Source records
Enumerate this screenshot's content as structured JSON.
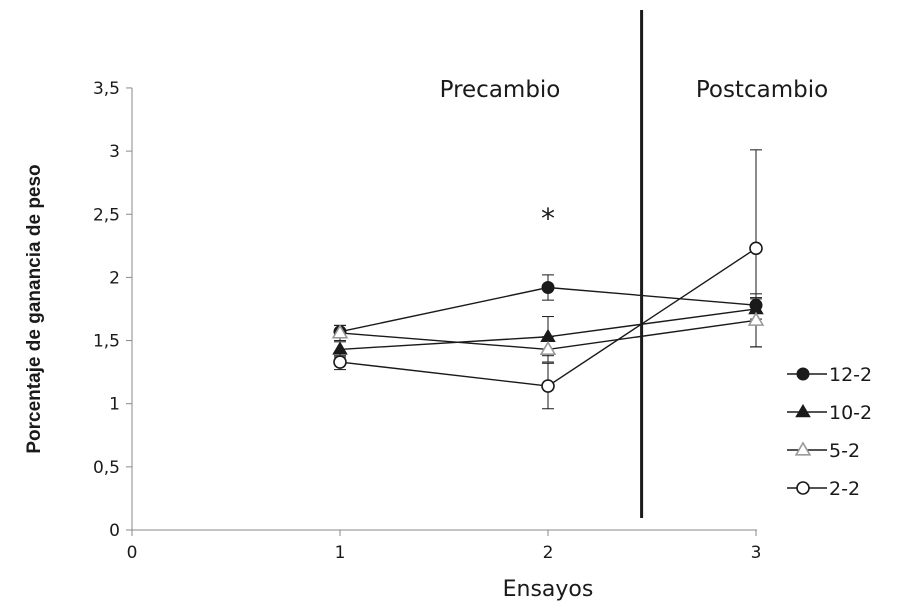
{
  "chart_data": {
    "type": "line",
    "title": "",
    "xlabel": "Ensayos",
    "ylabel": "Porcentaje de ganancia de peso",
    "xlim": [
      0,
      3
    ],
    "ylim": [
      0,
      3.5
    ],
    "x_ticks": [
      "0",
      "1",
      "2",
      "3"
    ],
    "y_ticks": [
      "0",
      "0,5",
      "1",
      "1,5",
      "2",
      "2,5",
      "3",
      "3,5"
    ],
    "grid": false,
    "legend_position": "right",
    "regions": [
      {
        "label": "Precambio"
      },
      {
        "label": "Postcambio"
      }
    ],
    "divider_x": 2.45,
    "annotations": [
      {
        "text": "*",
        "x": 2,
        "y": 2.47
      }
    ],
    "series": [
      {
        "name": "12-2",
        "marker": "circle-filled",
        "color": "#1a1a1a",
        "x": [
          1,
          2,
          3
        ],
        "y": [
          1.57,
          1.92,
          1.78
        ],
        "error": [
          [
            1.52,
            1.62
          ],
          [
            1.82,
            2.02
          ],
          [
            1.72,
            1.84
          ]
        ]
      },
      {
        "name": "10-2",
        "marker": "triangle-filled",
        "color": "#1a1a1a",
        "x": [
          1,
          2,
          3
        ],
        "y": [
          1.43,
          1.53,
          1.75
        ],
        "error": [
          [
            1.37,
            1.49
          ],
          [
            1.38,
            1.69
          ],
          [
            1.67,
            1.83
          ]
        ]
      },
      {
        "name": "5-2",
        "marker": "triangle-open",
        "color": "#999999",
        "x": [
          1,
          2,
          3
        ],
        "y": [
          1.56,
          1.43,
          1.66
        ],
        "error": [
          [
            1.5,
            1.62
          ],
          [
            1.33,
            1.53
          ],
          [
            1.45,
            1.87
          ]
        ]
      },
      {
        "name": "2-2",
        "marker": "circle-open",
        "color": "#1a1a1a",
        "x": [
          1,
          2,
          3
        ],
        "y": [
          1.33,
          1.14,
          2.23
        ],
        "error": [
          [
            1.27,
            1.38
          ],
          [
            0.96,
            1.32
          ],
          [
            1.45,
            3.01
          ]
        ]
      }
    ]
  }
}
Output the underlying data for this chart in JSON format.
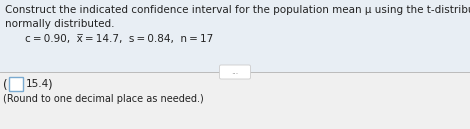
{
  "line1": "Construct the indicated confidence interval for the population mean μ using the t-distribution. Assume the population is",
  "line2": "normally distributed.",
  "param_line": "c = 0.90,  x̅ = 14.7,  s = 0.84,  n = 17",
  "answer_value": "15.4",
  "answer_note": "(Round to one decimal place as needed.)",
  "dots": "...",
  "top_bg": "#e8eef4",
  "bottom_bg": "#f0f0f0",
  "text_color": "#222222",
  "gray_text": "#888888",
  "box_stroke": "#7aaad0",
  "divider_color": "#bbbbbb",
  "main_fontsize": 7.5,
  "small_fontsize": 7.0,
  "param_indent": 0.05
}
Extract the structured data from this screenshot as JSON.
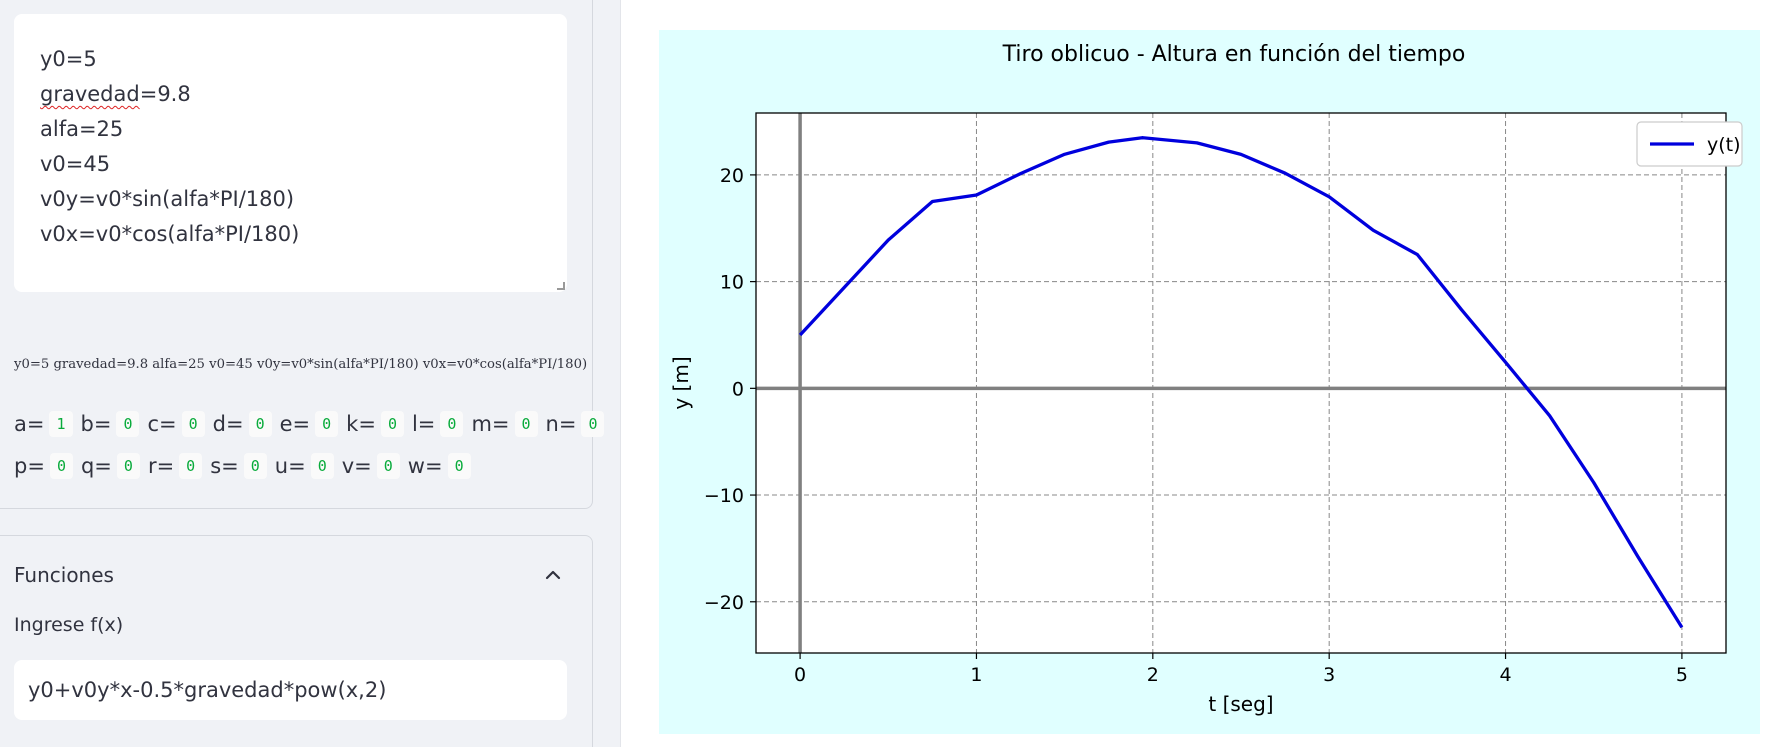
{
  "sidebar": {
    "variables_textarea": {
      "lines": [
        {
          "pre": "y0=5",
          "spell": "",
          "post": ""
        },
        {
          "pre": "",
          "spell": "gravedad",
          "post": "=9.8"
        },
        {
          "pre": "alfa=25",
          "spell": "",
          "post": ""
        },
        {
          "pre": "v0=45",
          "spell": "",
          "post": ""
        },
        {
          "pre": "v0y=v0*sin(alfa*PI/180)",
          "spell": "",
          "post": ""
        },
        {
          "pre": "v0x=v0*cos(alfa*PI/180)",
          "spell": "",
          "post": ""
        }
      ]
    },
    "rendered_equations": "y0=5 gravedad=9.8 alfa=25 v0=45 v0y=v0*sin(alfa*PI/180) v0x=v0*cos(alfa*PI/180)",
    "parameters_row1": [
      {
        "label": "a=",
        "value": "1"
      },
      {
        "label": "b=",
        "value": "0"
      },
      {
        "label": "c=",
        "value": "0"
      },
      {
        "label": "d=",
        "value": "0"
      },
      {
        "label": "e=",
        "value": "0"
      },
      {
        "label": "k=",
        "value": "0"
      },
      {
        "label": "l=",
        "value": "0"
      },
      {
        "label": "m=",
        "value": "0"
      },
      {
        "label": "n=",
        "value": "0"
      }
    ],
    "parameters_row2": [
      {
        "label": "p=",
        "value": "0"
      },
      {
        "label": "q=",
        "value": "0"
      },
      {
        "label": "r=",
        "value": "0"
      },
      {
        "label": "s=",
        "value": "0"
      },
      {
        "label": "u=",
        "value": "0"
      },
      {
        "label": "v=",
        "value": "0"
      },
      {
        "label": "w=",
        "value": "0"
      }
    ],
    "functions_section": {
      "title": "Funciones",
      "icon": "chevron-up-icon",
      "input_label": "Ingrese f(x)",
      "input_value": "y0+v0y*x-0.5*gravedad*pow(x,2)"
    }
  },
  "colors": {
    "sidebar_bg": "#f0f2f6",
    "plot_bg": "#e0ffff",
    "line_color": "#0000dd",
    "param_value_color": "#09ab3b"
  },
  "chart_data": {
    "type": "line",
    "title": "Tiro oblicuo -  Altura en función del tiempo",
    "xlabel": "t [seg]",
    "ylabel": "y [m]",
    "xlim": [
      -0.25,
      5.25
    ],
    "ylim": [
      -24.8,
      25.8
    ],
    "x_ticks": [
      0,
      1,
      2,
      3,
      4,
      5
    ],
    "x_tick_labels": [
      "0",
      "1",
      "2",
      "3",
      "4",
      "5"
    ],
    "y_ticks": [
      -20,
      -10,
      0,
      10,
      20
    ],
    "y_tick_labels": [
      "−20",
      "−10",
      "0",
      "10",
      "20"
    ],
    "grid": true,
    "legend_position": "top-right",
    "series": [
      {
        "name": "y(t)",
        "x": [
          0,
          0.25,
          0.5,
          0.75,
          1.0,
          1.25,
          1.5,
          1.75,
          1.94,
          2.25,
          2.5,
          2.75,
          3.0,
          3.25,
          3.5,
          3.75,
          4.0,
          4.25,
          4.5,
          4.75,
          5.0
        ],
        "y": [
          5.0,
          9.45,
          13.9,
          17.51,
          18.12,
          20.12,
          21.93,
          23.07,
          23.49,
          23.0,
          21.92,
          20.16,
          17.95,
          14.81,
          12.53,
          7.37,
          2.45,
          -2.56,
          -8.82,
          -15.76,
          -22.4
        ]
      }
    ]
  }
}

Exercise directions
Repeat everything in the records precisely. Images are excluded from the copy.

Final answer
Enumerate this screenshot's content as structured JSON.
{
  "chart_data": {
    "type": "line",
    "title": "",
    "xlabel": "Ensayos",
    "ylabel": "Porcentaje de ganancia de peso",
    "xlim": [
      0,
      3
    ],
    "ylim": [
      0,
      3.5
    ],
    "x_ticks": [
      "0",
      "1",
      "2",
      "3"
    ],
    "y_ticks": [
      "0",
      "0,5",
      "1",
      "1,5",
      "2",
      "2,5",
      "3",
      "3,5"
    ],
    "grid": false,
    "legend_position": "right",
    "regions": [
      {
        "label": "Precambio"
      },
      {
        "label": "Postcambio"
      }
    ],
    "divider_x": 2.45,
    "annotations": [
      {
        "text": "*",
        "x": 2,
        "y": 2.47
      }
    ],
    "series": [
      {
        "name": "12-2",
        "marker": "circle-filled",
        "color": "#1a1a1a",
        "x": [
          1,
          2,
          3
        ],
        "y": [
          1.57,
          1.92,
          1.78
        ],
        "error": [
          [
            1.52,
            1.62
          ],
          [
            1.82,
            2.02
          ],
          [
            1.72,
            1.84
          ]
        ]
      },
      {
        "name": "10-2",
        "marker": "triangle-filled",
        "color": "#1a1a1a",
        "x": [
          1,
          2,
          3
        ],
        "y": [
          1.43,
          1.53,
          1.75
        ],
        "error": [
          [
            1.37,
            1.49
          ],
          [
            1.38,
            1.69
          ],
          [
            1.67,
            1.83
          ]
        ]
      },
      {
        "name": "5-2",
        "marker": "triangle-open",
        "color": "#999999",
        "x": [
          1,
          2,
          3
        ],
        "y": [
          1.56,
          1.43,
          1.66
        ],
        "error": [
          [
            1.5,
            1.62
          ],
          [
            1.33,
            1.53
          ],
          [
            1.45,
            1.87
          ]
        ]
      },
      {
        "name": "2-2",
        "marker": "circle-open",
        "color": "#1a1a1a",
        "x": [
          1,
          2,
          3
        ],
        "y": [
          1.33,
          1.14,
          2.23
        ],
        "error": [
          [
            1.27,
            1.38
          ],
          [
            0.96,
            1.32
          ],
          [
            1.45,
            3.01
          ]
        ]
      }
    ]
  }
}
Output the underlying data for this chart in JSON format.
{
  "line1": "Construct the indicated confidence interval for the population mean μ using the t-distribution. Assume the population is",
  "line2": "normally distributed.",
  "param_line": "c = 0.90,  x̅ = 14.7,  s = 0.84,  n = 17",
  "answer_value": "15.4",
  "answer_note": "(Round to one decimal place as needed.)",
  "dots": "...",
  "top_bg": "#e8eef4",
  "bottom_bg": "#f0f0f0",
  "text_color": "#222222",
  "gray_text": "#888888",
  "box_stroke": "#7aaad0",
  "divider_color": "#bbbbbb",
  "main_fontsize": 7.5,
  "small_fontsize": 7.0,
  "param_indent": 0.05
}
Extract the structured data from this screenshot as JSON.
{
  "sidebar": {
    "variables_textarea": {
      "lines": [
        {
          "pre": "y0=5",
          "spell": "",
          "post": ""
        },
        {
          "pre": "",
          "spell": "gravedad",
          "post": "=9.8"
        },
        {
          "pre": "alfa=25",
          "spell": "",
          "post": ""
        },
        {
          "pre": "v0=45",
          "spell": "",
          "post": ""
        },
        {
          "pre": "v0y=v0*sin(alfa*PI/180)",
          "spell": "",
          "post": ""
        },
        {
          "pre": "v0x=v0*cos(alfa*PI/180)",
          "spell": "",
          "post": ""
        }
      ]
    },
    "rendered_equations": "y0=5 gravedad=9.8 alfa=25 v0=45 v0y=v0*sin(alfa*PI/180) v0x=v0*cos(alfa*PI/180)",
    "parameters_row1": [
      {
        "label": "a=",
        "value": "1"
      },
      {
        "label": "b=",
        "value": "0"
      },
      {
        "label": "c=",
        "value": "0"
      },
      {
        "label": "d=",
        "value": "0"
      },
      {
        "label": "e=",
        "value": "0"
      },
      {
        "label": "k=",
        "value": "0"
      },
      {
        "label": "l=",
        "value": "0"
      },
      {
        "label": "m=",
        "value": "0"
      },
      {
        "label": "n=",
        "value": "0"
      }
    ],
    "parameters_row2": [
      {
        "label": "p=",
        "value": "0"
      },
      {
        "label": "q=",
        "value": "0"
      },
      {
        "label": "r=",
        "value": "0"
      },
      {
        "label": "s=",
        "value": "0"
      },
      {
        "label": "u=",
        "value": "0"
      },
      {
        "label": "v=",
        "value": "0"
      },
      {
        "label": "w=",
        "value": "0"
      }
    ],
    "functions_section": {
      "title": "Funciones",
      "icon": "chevron-up-icon",
      "input_label": "Ingrese f(x)",
      "input_value": "y0+v0y*x-0.5*gravedad*pow(x,2)"
    }
  },
  "colors": {
    "sidebar_bg": "#f0f2f6",
    "plot_bg": "#e0ffff",
    "line_color": "#0000dd",
    "param_value_color": "#09ab3b"
  },
  "chart_data": {
    "type": "line",
    "title": "Tiro oblicuo -  Altura en función del tiempo",
    "xlabel": "t [seg]",
    "ylabel": "y [m]",
    "xlim": [
      -0.25,
      5.25
    ],
    "ylim": [
      -24.8,
      25.8
    ],
    "x_ticks": [
      0,
      1,
      2,
      3,
      4,
      5
    ],
    "x_tick_labels": [
      "0",
      "1",
      "2",
      "3",
      "4",
      "5"
    ],
    "y_ticks": [
      -20,
      -10,
      0,
      10,
      20
    ],
    "y_tick_labels": [
      "−20",
      "−10",
      "0",
      "10",
      "20"
    ],
    "grid": true,
    "legend_position": "top-right",
    "series": [
      {
        "name": "y(t)",
        "x": [
          0,
          0.25,
          0.5,
          0.75,
          1.0,
          1.25,
          1.5,
          1.75,
          1.94,
          2.25,
          2.5,
          2.75,
          3.0,
          3.25,
          3.5,
          3.75,
          4.0,
          4.25,
          4.5,
          4.75,
          5.0
        ],
        "y": [
          5.0,
          9.45,
          13.9,
          17.51,
          18.12,
          20.12,
          21.93,
          23.07,
          23.49,
          23.0,
          21.92,
          20.16,
          17.95,
          14.81,
          12.53,
          7.37,
          2.45,
          -2.56,
          -8.82,
          -15.76,
          -22.4
        ]
      }
    ]
  }
}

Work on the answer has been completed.